Aim |
Return the full material exactly.

+ + + +

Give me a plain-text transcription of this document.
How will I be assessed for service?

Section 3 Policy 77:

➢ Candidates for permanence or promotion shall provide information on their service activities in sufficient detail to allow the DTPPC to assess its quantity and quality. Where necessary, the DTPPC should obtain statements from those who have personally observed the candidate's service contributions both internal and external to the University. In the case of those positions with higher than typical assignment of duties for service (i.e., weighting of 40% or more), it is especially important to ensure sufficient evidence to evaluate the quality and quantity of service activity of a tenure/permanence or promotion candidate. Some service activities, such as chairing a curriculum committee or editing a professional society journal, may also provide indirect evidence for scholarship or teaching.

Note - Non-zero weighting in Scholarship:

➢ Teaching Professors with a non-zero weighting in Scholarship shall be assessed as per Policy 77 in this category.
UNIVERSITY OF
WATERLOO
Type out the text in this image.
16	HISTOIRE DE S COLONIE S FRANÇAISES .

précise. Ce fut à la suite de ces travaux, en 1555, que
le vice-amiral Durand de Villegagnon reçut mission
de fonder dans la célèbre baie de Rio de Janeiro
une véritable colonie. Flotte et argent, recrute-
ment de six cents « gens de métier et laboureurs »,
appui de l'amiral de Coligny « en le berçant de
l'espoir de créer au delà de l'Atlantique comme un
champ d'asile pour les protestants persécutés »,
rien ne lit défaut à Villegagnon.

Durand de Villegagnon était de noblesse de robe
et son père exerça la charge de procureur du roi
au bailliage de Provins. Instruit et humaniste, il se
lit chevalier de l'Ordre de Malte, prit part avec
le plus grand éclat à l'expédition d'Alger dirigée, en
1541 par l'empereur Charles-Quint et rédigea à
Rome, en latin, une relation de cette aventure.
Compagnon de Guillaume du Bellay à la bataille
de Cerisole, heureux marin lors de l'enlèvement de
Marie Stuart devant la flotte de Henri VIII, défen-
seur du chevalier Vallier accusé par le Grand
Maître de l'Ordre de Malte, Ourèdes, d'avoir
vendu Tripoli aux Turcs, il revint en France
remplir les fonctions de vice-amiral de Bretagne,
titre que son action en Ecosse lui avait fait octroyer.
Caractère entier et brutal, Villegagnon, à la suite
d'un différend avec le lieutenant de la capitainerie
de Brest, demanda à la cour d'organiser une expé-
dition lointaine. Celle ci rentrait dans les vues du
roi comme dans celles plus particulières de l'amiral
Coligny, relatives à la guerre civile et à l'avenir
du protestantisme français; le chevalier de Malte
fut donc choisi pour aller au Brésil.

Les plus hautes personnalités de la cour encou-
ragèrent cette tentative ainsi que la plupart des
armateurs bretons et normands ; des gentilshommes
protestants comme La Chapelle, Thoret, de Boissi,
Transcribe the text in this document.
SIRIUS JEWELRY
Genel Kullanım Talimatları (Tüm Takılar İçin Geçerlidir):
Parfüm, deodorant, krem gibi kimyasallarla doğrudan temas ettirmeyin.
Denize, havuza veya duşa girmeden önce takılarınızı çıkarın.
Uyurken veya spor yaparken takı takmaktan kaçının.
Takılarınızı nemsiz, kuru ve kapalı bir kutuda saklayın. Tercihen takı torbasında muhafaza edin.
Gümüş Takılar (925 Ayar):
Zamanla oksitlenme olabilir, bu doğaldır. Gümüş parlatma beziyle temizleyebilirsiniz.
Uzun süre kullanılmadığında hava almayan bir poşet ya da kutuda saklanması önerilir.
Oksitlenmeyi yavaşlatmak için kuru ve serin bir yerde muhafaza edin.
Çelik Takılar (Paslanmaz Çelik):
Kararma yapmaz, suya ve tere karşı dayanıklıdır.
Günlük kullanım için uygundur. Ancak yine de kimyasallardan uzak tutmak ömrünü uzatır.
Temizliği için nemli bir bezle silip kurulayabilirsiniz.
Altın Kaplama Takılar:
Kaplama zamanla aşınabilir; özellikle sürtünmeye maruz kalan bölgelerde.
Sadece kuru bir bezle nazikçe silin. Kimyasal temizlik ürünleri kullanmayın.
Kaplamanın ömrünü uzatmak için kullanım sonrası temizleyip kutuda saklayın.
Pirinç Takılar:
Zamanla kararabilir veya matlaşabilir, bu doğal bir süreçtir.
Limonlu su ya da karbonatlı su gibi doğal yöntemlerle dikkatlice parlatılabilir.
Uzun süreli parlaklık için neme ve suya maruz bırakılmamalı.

+ + + +

Solution to this task |
Give me a plain-text transcription of this document.
How will I be assessed for service?

Section 3 Policy 77:

➢ Candidates for permanence or promotion shall provide information on their service activities in sufficient detail to allow the DTPPC to assess its quantity and quality. Where necessary, the DTPPC should obtain statements from those who have personally observed the candidate's service contributions both internal and external to the University. In the case of those positions with higher than typical assignment of duties for service (i.e., weighting of 40% or more), it is especially important to ensure sufficient evidence to evaluate the quality and quantity of service activity of a tenure/permanence or promotion candidate. Some service activities, such as chairing a curriculum committee or editing a professional society journal, may also provide indirect evidence for scholarship or teaching.

Note - Non-zero weighting in Scholarship:

➢ Teaching Professors with a non-zero weighting in Scholarship shall be assessed as per Policy 77 in this category.
UNIVERSITY OF
WATERLOO
Type out the text in this image.
16	HISTOIRE DE S COLONIE S FRANÇAISES .

précise. Ce fut à la suite de ces travaux, en 1555, que
le vice-amiral Durand de Villegagnon reçut mission
de fonder dans la célèbre baie de Rio de Janeiro
une véritable colonie. Flotte et argent, recrute-
ment de six cents « gens de métier et laboureurs »,
appui de l'amiral de Coligny « en le berçant de
l'espoir de créer au delà de l'Atlantique comme un
champ d'asile pour les protestants persécutés »,
rien ne lit défaut à Villegagnon.

Durand de Villegagnon était de noblesse de robe
et son père exerça la charge de procureur du roi
au bailliage de Provins. Instruit et humaniste, il se
lit chevalier de l'Ordre de Malte, prit part avec
le plus grand éclat à l'expédition d'Alger dirigée, en
1541 par l'empereur Charles-Quint et rédigea à
Rome, en latin, une relation de cette aventure.
Compagnon de Guillaume du Bellay à la bataille
de Cerisole, heureux marin lors de l'enlèvement de
Marie Stuart devant la flotte de Henri VIII, défen-
seur du chevalier Vallier accusé par le Grand
Maître de l'Ordre de Malte, Ourèdes, d'avoir
vendu Tripoli aux Turcs, il revint en France
remplir les fonctions de vice-amiral de Bretagne,
titre que son action en Ecosse lui avait fait octroyer.
Caractère entier et brutal, Villegagnon, à la suite
d'un différend avec le lieutenant de la capitainerie
de Brest, demanda à la cour d'organiser une expé-
dition lointaine. Celle ci rentrait dans les vues du
roi comme dans celles plus particulières de l'amiral
Coligny, relatives à la guerre civile et à l'avenir
du protestantisme français; le chevalier de Malte
fut donc choisi pour aller au Brésil.

Les plus hautes personnalités de la cour encou-
ragèrent cette tentative ainsi que la plupart des
armateurs bretons et normands ; des gentilshommes
protestants comme La Chapelle, Thoret, de Boissi,
Transcribe the text in this document.
SIRIUS JEWELRY
Genel Kullanım Talimatları (Tüm Takılar İçin Geçerlidir):
Parfüm, deodorant, krem gibi kimyasallarla doğrudan temas ettirmeyin.
Denize, havuza veya duşa girmeden önce takılarınızı çıkarın.
Uyurken veya spor yaparken takı takmaktan kaçının.
Takılarınızı nemsiz, kuru ve kapalı bir kutuda saklayın. Tercihen takı torbasında muhafaza edin.
Gümüş Takılar (925 Ayar):
Zamanla oksitlenme olabilir, bu doğaldır. Gümüş parlatma beziyle temizleyebilirsiniz.
Uzun süre kullanılmadığında hava almayan bir poşet ya da kutuda saklanması önerilir.
Oksitlenmeyi yavaşlatmak için kuru ve serin bir yerde muhafaza edin.
Çelik Takılar (Paslanmaz Çelik):
Kararma yapmaz, suya ve tere karşı dayanıklıdır.
Günlük kullanım için uygundur. Ancak yine de kimyasallardan uzak tutmak ömrünü uzatır.
Temizliği için nemli bir bezle silip kurulayabilirsiniz.
Altın Kaplama Takılar:
Kaplama zamanla aşınabilir; özellikle sürtünmeye maruz kalan bölgelerde.
Sadece kuru bir bezle nazikçe silin. Kimyasal temizlik ürünleri kullanmayın.
Kaplamanın ömrünü uzatmak için kullanım sonrası temizleyip kutuda saklayın.
Pirinç Takılar:
Zamanla kararabilir veya matlaşabilir, bu doğal bir süreçtir.
Limonlu su ya da karbonatlı su gibi doğal yöntemlerle dikkatlice parlatılabilir.
Uzun süreli parlaklık için neme ve suya maruz bırakılmamalı.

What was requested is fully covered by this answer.